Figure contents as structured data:
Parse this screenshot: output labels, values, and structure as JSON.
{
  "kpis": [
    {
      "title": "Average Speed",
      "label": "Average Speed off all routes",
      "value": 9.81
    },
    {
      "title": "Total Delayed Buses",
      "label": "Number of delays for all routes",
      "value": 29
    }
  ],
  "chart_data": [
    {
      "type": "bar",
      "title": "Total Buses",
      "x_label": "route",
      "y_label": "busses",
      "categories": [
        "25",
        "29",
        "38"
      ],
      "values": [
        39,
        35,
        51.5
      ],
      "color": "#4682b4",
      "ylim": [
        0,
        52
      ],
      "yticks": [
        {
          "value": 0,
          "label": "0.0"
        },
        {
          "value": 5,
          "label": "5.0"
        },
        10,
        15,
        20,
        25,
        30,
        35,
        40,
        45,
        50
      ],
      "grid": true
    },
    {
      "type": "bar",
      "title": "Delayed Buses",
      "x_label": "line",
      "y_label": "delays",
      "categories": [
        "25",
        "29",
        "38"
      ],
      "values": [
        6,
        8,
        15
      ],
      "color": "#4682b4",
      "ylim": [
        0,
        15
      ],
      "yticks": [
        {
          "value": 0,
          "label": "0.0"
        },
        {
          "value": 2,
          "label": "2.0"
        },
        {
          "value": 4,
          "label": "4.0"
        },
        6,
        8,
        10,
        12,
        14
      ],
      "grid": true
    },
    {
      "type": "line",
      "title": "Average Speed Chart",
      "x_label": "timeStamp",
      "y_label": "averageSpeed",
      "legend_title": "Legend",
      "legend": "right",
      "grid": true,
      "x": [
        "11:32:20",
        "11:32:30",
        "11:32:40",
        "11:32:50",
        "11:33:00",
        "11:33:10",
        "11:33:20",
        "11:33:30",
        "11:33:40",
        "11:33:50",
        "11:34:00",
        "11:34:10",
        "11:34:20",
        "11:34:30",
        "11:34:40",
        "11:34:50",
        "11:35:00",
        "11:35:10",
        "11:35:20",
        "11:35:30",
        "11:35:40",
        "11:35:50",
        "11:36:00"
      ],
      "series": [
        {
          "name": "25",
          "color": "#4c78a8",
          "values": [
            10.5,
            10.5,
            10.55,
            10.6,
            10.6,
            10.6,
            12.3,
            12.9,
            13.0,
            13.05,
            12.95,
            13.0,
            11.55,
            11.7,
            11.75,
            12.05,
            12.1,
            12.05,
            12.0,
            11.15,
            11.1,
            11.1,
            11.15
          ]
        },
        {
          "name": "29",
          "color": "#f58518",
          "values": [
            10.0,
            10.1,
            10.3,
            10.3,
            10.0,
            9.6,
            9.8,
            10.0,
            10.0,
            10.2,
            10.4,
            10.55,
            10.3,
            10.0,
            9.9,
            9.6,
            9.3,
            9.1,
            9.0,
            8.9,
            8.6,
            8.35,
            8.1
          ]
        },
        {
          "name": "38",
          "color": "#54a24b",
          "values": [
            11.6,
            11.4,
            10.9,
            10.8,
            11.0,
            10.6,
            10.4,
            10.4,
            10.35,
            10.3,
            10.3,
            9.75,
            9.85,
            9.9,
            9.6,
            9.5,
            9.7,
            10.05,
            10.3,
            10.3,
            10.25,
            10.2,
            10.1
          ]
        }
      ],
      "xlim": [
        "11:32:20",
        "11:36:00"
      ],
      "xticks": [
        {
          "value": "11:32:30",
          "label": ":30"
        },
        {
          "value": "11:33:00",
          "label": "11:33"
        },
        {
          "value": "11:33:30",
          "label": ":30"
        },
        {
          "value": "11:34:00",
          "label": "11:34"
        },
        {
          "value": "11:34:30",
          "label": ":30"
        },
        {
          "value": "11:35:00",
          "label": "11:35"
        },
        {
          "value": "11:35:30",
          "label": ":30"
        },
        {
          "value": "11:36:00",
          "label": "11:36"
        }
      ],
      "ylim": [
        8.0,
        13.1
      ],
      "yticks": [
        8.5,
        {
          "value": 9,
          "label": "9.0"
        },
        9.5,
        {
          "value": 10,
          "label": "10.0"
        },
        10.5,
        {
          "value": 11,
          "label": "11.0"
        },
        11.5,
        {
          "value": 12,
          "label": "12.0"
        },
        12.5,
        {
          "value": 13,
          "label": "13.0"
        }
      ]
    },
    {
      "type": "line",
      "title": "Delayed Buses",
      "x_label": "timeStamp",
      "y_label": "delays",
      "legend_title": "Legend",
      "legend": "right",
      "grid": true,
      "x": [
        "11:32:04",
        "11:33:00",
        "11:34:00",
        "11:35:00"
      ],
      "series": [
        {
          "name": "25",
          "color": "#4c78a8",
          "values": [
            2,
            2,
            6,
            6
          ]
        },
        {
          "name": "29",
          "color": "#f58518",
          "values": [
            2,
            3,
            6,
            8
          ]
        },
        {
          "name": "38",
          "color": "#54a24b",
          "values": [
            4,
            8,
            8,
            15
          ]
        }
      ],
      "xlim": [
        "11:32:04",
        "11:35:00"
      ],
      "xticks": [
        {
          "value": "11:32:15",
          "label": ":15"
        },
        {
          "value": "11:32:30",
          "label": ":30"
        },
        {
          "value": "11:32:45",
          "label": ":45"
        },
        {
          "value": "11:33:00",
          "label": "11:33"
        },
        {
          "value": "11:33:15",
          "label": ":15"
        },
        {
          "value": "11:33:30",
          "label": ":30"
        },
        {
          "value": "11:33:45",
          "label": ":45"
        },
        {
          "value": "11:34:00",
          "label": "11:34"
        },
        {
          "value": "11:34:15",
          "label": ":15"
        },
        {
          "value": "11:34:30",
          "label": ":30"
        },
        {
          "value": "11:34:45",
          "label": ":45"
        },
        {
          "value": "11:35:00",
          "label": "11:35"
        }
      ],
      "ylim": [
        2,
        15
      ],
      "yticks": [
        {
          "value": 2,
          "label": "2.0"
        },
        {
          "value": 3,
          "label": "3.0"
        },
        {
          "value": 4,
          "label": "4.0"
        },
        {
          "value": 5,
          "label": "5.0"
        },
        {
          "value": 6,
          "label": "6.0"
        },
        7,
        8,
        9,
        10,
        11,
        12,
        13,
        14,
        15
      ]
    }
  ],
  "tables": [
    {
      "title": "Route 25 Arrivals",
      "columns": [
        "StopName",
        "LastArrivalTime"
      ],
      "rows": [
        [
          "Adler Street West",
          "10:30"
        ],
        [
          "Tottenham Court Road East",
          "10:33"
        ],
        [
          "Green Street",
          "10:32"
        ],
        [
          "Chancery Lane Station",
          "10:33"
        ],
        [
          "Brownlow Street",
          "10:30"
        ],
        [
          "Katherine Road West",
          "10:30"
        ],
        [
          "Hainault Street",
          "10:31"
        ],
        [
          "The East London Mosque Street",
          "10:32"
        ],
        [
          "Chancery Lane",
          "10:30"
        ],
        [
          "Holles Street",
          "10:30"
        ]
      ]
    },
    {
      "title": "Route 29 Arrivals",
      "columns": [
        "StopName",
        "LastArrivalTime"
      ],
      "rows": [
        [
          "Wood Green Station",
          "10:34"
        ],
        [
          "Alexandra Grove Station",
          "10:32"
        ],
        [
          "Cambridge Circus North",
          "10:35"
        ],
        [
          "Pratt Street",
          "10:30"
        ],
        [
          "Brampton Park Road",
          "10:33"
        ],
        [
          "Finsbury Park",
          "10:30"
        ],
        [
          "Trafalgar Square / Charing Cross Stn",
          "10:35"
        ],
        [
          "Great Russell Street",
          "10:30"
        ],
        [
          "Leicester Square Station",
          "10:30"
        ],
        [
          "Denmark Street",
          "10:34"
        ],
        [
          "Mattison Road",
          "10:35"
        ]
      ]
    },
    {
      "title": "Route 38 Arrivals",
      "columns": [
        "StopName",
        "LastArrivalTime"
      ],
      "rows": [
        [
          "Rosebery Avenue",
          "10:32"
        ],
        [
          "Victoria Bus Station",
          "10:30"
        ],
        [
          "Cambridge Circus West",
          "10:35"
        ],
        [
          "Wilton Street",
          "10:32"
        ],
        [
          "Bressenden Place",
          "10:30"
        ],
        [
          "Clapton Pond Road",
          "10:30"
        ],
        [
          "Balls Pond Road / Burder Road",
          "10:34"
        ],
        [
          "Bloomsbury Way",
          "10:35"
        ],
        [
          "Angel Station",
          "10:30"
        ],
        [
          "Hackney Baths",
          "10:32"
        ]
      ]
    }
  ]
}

### Exercise task
The word "Pond" may appear on some lines of these records; state how many such lines there are, and nothing else.

### Solved problem
2